**PROBLEM DESCRIPTION**
From the listing that follows, extract every line and set it down unaltered.

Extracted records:
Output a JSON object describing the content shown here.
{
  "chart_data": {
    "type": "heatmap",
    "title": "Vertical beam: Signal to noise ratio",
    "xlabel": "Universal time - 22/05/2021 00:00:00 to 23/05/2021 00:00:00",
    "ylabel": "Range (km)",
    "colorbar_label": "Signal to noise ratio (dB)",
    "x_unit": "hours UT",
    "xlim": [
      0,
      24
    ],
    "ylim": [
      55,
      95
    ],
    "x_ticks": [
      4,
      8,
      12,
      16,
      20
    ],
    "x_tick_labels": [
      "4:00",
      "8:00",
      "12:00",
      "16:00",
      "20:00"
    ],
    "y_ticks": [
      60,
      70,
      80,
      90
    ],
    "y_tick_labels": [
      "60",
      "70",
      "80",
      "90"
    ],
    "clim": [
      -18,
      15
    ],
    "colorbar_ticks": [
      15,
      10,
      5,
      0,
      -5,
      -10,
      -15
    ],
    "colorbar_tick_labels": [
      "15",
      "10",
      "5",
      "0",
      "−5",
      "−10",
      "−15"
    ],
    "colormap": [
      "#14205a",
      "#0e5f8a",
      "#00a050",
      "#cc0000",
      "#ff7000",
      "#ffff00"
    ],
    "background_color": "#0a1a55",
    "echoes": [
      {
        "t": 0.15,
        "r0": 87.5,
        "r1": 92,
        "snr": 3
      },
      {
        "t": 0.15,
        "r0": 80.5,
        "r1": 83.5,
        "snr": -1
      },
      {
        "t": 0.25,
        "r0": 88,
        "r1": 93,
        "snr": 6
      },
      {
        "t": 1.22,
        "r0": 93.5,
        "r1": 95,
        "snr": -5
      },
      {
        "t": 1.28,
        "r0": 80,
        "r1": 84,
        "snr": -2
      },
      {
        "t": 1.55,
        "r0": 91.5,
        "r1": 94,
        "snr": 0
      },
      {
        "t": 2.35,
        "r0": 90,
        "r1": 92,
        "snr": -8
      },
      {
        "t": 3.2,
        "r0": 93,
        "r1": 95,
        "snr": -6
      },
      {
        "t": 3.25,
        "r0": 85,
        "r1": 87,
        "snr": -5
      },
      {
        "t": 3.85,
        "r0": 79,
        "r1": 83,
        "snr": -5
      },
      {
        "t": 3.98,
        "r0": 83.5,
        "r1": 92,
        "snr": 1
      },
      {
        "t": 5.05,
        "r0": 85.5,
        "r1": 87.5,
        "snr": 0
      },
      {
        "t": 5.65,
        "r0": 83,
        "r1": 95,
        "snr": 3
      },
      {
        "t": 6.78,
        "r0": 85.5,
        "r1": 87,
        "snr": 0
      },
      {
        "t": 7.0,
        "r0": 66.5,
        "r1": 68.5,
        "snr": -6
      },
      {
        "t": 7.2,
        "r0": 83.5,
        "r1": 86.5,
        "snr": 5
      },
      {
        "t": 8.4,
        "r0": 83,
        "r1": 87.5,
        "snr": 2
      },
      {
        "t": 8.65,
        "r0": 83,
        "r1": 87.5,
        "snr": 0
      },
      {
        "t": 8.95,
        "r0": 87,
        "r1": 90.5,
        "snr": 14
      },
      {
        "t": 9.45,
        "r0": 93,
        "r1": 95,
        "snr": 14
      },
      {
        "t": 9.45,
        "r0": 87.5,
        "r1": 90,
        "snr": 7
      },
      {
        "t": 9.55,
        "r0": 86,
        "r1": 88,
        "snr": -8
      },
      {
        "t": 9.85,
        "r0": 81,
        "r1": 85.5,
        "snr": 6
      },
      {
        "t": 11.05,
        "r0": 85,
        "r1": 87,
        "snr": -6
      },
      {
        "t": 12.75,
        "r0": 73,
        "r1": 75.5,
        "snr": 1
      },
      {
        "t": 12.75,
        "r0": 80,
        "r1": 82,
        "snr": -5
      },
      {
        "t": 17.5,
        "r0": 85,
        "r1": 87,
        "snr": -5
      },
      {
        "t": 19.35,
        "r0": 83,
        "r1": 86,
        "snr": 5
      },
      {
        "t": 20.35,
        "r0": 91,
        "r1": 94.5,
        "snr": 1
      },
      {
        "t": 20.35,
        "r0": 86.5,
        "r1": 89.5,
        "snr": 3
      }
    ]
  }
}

**TASK RESULT**
Output a JSON object describing the content shown here.
{
  "chart_data": {
    "type": "heatmap",
    "title": "Vertical beam: Signal to noise ratio",
    "xlabel": "Universal time - 22/05/2021 00:00:00 to 23/05/2021 00:00:00",
    "ylabel": "Range (km)",
    "colorbar_label": "Signal to noise ratio (dB)",
    "x_unit": "hours UT",
    "xlim": [
      0,
      24
    ],
    "ylim": [
      55,
      95
    ],
    "x_ticks": [
      4,
      8,
      12,
      16,
      20
    ],
    "x_tick_labels": [
      "4:00",
      "8:00",
      "12:00",
      "16:00",
      "20:00"
    ],
    "y_ticks": [
      60,
      70,
      80,
      90
    ],
    "y_tick_labels": [
      "60",
      "70",
      "80",
      "90"
    ],
    "clim": [
      -18,
      15
    ],
    "colorbar_ticks": [
      15,
      10,
      5,
      0,
      -5,
      -10,
      -15
    ],
    "colorbar_tick_labels": [
      "15",
      "10",
      "5",
      "0",
      "−5",
      "−10",
      "−15"
    ],
    "colormap": [
      "#14205a",
      "#0e5f8a",
      "#00a050",
      "#cc0000",
      "#ff7000",
      "#ffff00"
    ],
    "background_color": "#0a1a55",
    "echoes": [
      {
        "t": 0.15,
        "r0": 87.5,
        "r1": 92,
        "snr": 3
      },
      {
        "t": 0.15,
        "r0": 80.5,
        "r1": 83.5,
        "snr": -1
      },
      {
        "t": 0.25,
        "r0": 88,
        "r1": 93,
        "snr": 6
      },
      {
        "t": 1.22,
        "r0": 93.5,
        "r1": 95,
        "snr": -5
      },
      {
        "t": 1.28,
        "r0": 80,
        "r1": 84,
        "snr": -2
      },
      {
        "t": 1.55,
        "r0": 91.5,
        "r1": 94,
        "snr": 0
      },
      {
        "t": 2.35,
        "r0": 90,
        "r1": 92,
        "snr": -8
      },
      {
        "t": 3.2,
        "r0": 93,
        "r1": 95,
        "snr": -6
      },
      {
        "t": 3.25,
        "r0": 85,
        "r1": 87,
        "snr": -5
      },
      {
        "t": 3.85,
        "r0": 79,
        "r1": 83,
        "snr": -5
      },
      {
        "t": 3.98,
        "r0": 83.5,
        "r1": 92,
        "snr": 1
      },
      {
        "t": 5.05,
        "r0": 85.5,
        "r1": 87.5,
        "snr": 0
      },
      {
        "t": 5.65,
        "r0": 83,
        "r1": 95,
        "snr": 3
      },
      {
        "t": 6.78,
        "r0": 85.5,
        "r1": 87,
        "snr": 0
      },
      {
        "t": 7.0,
        "r0": 66.5,
        "r1": 68.5,
        "snr": -6
      },
      {
        "t": 7.2,
        "r0": 83.5,
        "r1": 86.5,
        "snr": 5
      },
      {
        "t": 8.4,
        "r0": 83,
        "r1": 87.5,
        "snr": 2
      },
      {
        "t": 8.65,
        "r0": 83,
        "r1": 87.5,
        "snr": 0
      },
      {
        "t": 8.95,
        "r0": 87,
        "r1": 90.5,
        "snr": 14
      },
      {
        "t": 9.45,
        "r0": 93,
        "r1": 95,
        "snr": 14
      },
      {
        "t": 9.45,
        "r0": 87.5,
        "r1": 90,
        "snr": 7
      },
      {
        "t": 9.55,
        "r0": 86,
        "r1": 88,
        "snr": -8
      },
      {
        "t": 9.85,
        "r0": 81,
        "r1": 85.5,
        "snr": 6
      },
      {
        "t": 11.05,
        "r0": 85,
        "r1": 87,
        "snr": -6
      },
      {
        "t": 12.75,
        "r0": 73,
        "r1": 75.5,
        "snr": 1
      },
      {
        "t": 12.75,
        "r0": 80,
        "r1": 82,
        "snr": -5
      },
      {
        "t": 17.5,
        "r0": 85,
        "r1": 87,
        "snr": -5
      },
      {
        "t": 19.35,
        "r0": 83,
        "r1": 86,
        "snr": 5
      },
      {
        "t": 20.35,
        "r0": 91,
        "r1": 94.5,
        "snr": 1
      },
      {
        "t": 20.35,
        "r0": 86.5,
        "r1": 89.5,
        "snr": 3
      }
    ]
  }
}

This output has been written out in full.